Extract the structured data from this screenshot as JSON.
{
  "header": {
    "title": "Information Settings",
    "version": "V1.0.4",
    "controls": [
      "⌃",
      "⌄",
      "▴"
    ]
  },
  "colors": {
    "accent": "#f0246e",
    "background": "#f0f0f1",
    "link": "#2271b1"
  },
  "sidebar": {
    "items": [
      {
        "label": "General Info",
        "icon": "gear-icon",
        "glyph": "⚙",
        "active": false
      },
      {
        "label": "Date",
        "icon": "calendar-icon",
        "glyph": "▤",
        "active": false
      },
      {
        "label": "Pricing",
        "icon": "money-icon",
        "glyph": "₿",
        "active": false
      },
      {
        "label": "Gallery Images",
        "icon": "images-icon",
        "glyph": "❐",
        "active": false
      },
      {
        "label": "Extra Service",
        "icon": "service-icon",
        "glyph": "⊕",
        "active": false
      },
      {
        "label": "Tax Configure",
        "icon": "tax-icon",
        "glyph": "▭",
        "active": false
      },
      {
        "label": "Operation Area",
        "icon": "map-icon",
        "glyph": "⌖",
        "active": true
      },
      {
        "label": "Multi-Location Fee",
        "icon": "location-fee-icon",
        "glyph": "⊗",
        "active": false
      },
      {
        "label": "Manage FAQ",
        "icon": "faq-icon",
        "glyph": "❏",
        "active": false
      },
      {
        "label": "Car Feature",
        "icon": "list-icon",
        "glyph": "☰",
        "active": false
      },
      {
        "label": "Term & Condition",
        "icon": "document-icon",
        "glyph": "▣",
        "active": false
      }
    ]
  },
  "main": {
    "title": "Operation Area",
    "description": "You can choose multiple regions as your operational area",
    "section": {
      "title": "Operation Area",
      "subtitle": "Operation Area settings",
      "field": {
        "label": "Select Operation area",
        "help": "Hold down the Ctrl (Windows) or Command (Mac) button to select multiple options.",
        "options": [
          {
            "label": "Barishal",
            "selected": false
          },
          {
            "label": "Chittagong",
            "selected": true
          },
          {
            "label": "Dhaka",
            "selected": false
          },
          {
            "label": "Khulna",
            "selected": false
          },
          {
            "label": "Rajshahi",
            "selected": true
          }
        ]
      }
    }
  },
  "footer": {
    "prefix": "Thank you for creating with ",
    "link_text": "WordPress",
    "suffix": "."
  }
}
◆ ◆ ◆ ◆
Copy every record exactly, with nothing added or dropped.

* [RESULT OF THE EXERCISE]
Extract the structured data from this screenshot as JSON.
{
  "header": {
    "title": "Information Settings",
    "version": "V1.0.4",
    "controls": [
      "⌃",
      "⌄",
      "▴"
    ]
  },
  "colors": {
    "accent": "#f0246e",
    "background": "#f0f0f1",
    "link": "#2271b1"
  },
  "sidebar": {
    "items": [
      {
        "label": "General Info",
        "icon": "gear-icon",
        "glyph": "⚙",
        "active": false
      },
      {
        "label": "Date",
        "icon": "calendar-icon",
        "glyph": "▤",
        "active": false
      },
      {
        "label": "Pricing",
        "icon": "money-icon",
        "glyph": "₿",
        "active": false
      },
      {
        "label": "Gallery Images",
        "icon": "images-icon",
        "glyph": "❐",
        "active": false
      },
      {
        "label": "Extra Service",
        "icon": "service-icon",
        "glyph": "⊕",
        "active": false
      },
      {
        "label": "Tax Configure",
        "icon": "tax-icon",
        "glyph": "▭",
        "active": false
      },
      {
        "label": "Operation Area",
        "icon": "map-icon",
        "glyph": "⌖",
        "active": true
      },
      {
        "label": "Multi-Location Fee",
        "icon": "location-fee-icon",
        "glyph": "⊗",
        "active": false
      },
      {
        "label": "Manage FAQ",
        "icon": "faq-icon",
        "glyph": "❏",
        "active": false
      },
      {
        "label": "Car Feature",
        "icon": "list-icon",
        "glyph": "☰",
        "active": false
      },
      {
        "label": "Term & Condition",
        "icon": "document-icon",
        "glyph": "▣",
        "active": false
      }
    ]
  },
  "main": {
    "title": "Operation Area",
    "description": "You can choose multiple regions as your operational area",
    "section": {
      "title": "Operation Area",
      "subtitle": "Operation Area settings",
      "field": {
        "label": "Select Operation area",
        "help": "Hold down the Ctrl (Windows) or Command (Mac) button to select multiple options.",
        "options": [
          {
            "label": "Barishal",
            "selected": false
          },
          {
            "label": "Chittagong",
            "selected": true
          },
          {
            "label": "Dhaka",
            "selected": false
          },
          {
            "label": "Khulna",
            "selected": false
          },
          {
            "label": "Rajshahi",
            "selected": true
          }
        ]
      }
    }
  },
  "footer": {
    "prefix": "Thank you for creating with ",
    "link_text": "WordPress",
    "suffix": "."
  }
}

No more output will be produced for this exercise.